***** Selected excerpt *****

Allan Jumper Killed, Billy Robbins Injured in Arkansas Co., AR, Accident
Arkansas Co., AR -- January 27, 2017, Allan Jumper was killed, Billy Robbins injured, due to an accident where their vehicles crashed head-on.
According to the Arkansas State Police, the accident took place along US Highway 79 around 12:45 p.m.
Their preliminary report indicates that 60-year-old Jumper was driving a Ford F-150 southbound on the highway. Ahead of him was 49-year-old Robbins in a northbound Dodge pickup. For reasons unclear, police say that the Ford crossed over into oncoming traffic, entering the path of the Dodge. The two pickups crashed into each other head-on.
As a result of the collision, Jumper sustained fatal injuries and was later pronounced deceased. Robbins was transported to Baptist Stuttgart for treatment.
At this time, no further details have been released. It's unclear exactly what factors contributed to the accident. Investigations are ongoing.
Map of the Area
Whenever I read these early accident reports, I can't help but feel that there is a lot of information missing. This report basically just says "V-1 [Jumper] crossed the center line." To a lot of people, this might seem to be the ultimate indicator of liability for the accident. This actually isn't the case. A police report, especially a preliminary one, is rarely ever complete, and they often have mistakes. This particular one, as a matter of fact, even has some inconsistencies as to where exactly the accident even took place. The report say Palestine, AR, while some news outlets are saying Ulm, AR.

*****

[What is being asked]
Using the Arkansas County crash article, answer each question on its own line:
(a) Around what time did the accident happen?
(b) Where was Robbins taken for treatment?
(c) Which two towns are named as the accident's location, and which source gives each?
The records aren't required for anything here.

***** Provided information *****

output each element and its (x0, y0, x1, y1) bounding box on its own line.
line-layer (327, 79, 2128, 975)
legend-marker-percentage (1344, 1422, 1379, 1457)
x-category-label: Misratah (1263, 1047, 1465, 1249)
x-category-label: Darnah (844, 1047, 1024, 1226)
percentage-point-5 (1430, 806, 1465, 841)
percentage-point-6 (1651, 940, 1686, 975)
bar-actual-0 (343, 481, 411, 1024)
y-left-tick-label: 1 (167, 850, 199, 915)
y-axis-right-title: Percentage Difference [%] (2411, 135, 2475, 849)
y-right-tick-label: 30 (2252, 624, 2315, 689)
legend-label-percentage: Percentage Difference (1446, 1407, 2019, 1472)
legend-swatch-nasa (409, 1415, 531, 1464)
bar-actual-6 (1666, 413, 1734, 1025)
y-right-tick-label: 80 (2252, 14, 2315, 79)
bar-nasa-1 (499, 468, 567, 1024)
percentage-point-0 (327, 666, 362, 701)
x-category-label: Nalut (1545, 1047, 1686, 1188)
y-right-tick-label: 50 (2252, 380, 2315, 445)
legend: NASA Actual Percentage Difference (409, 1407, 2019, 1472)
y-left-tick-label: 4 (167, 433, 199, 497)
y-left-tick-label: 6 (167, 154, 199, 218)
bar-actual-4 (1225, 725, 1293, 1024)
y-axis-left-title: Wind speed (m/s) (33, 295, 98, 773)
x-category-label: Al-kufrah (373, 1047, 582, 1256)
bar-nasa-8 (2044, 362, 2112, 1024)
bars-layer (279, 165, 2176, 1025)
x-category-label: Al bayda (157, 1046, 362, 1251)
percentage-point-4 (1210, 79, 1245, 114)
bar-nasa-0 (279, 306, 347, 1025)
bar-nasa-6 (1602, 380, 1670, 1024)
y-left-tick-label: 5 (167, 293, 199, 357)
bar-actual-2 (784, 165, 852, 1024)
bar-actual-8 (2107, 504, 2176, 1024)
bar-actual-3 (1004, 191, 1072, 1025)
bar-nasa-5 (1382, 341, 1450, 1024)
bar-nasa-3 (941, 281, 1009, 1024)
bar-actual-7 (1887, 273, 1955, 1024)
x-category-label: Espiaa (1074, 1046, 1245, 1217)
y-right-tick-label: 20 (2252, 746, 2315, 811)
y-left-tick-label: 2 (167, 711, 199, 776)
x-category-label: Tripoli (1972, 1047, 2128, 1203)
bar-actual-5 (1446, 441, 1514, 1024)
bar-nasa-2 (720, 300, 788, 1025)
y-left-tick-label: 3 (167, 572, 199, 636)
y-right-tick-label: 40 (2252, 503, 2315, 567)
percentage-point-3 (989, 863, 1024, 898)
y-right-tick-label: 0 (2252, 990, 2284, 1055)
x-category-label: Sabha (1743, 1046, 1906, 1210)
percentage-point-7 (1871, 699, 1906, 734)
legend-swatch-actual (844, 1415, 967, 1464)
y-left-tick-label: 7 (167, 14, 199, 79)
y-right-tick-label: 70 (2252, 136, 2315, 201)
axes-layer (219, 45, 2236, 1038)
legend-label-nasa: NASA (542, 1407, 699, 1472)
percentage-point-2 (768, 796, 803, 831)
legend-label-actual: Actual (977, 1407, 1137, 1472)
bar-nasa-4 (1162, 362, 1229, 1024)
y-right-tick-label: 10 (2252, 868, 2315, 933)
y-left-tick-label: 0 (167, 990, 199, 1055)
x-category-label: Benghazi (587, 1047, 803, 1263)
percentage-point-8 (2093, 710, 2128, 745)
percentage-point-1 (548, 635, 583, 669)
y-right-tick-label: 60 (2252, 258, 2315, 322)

*****

[Reply]
(a) Around 12:45 p.m.
(b) Baptist Stuttgart.
(c) Palestine, AR, according to the report, and Ulm, AR, according to some news outlets.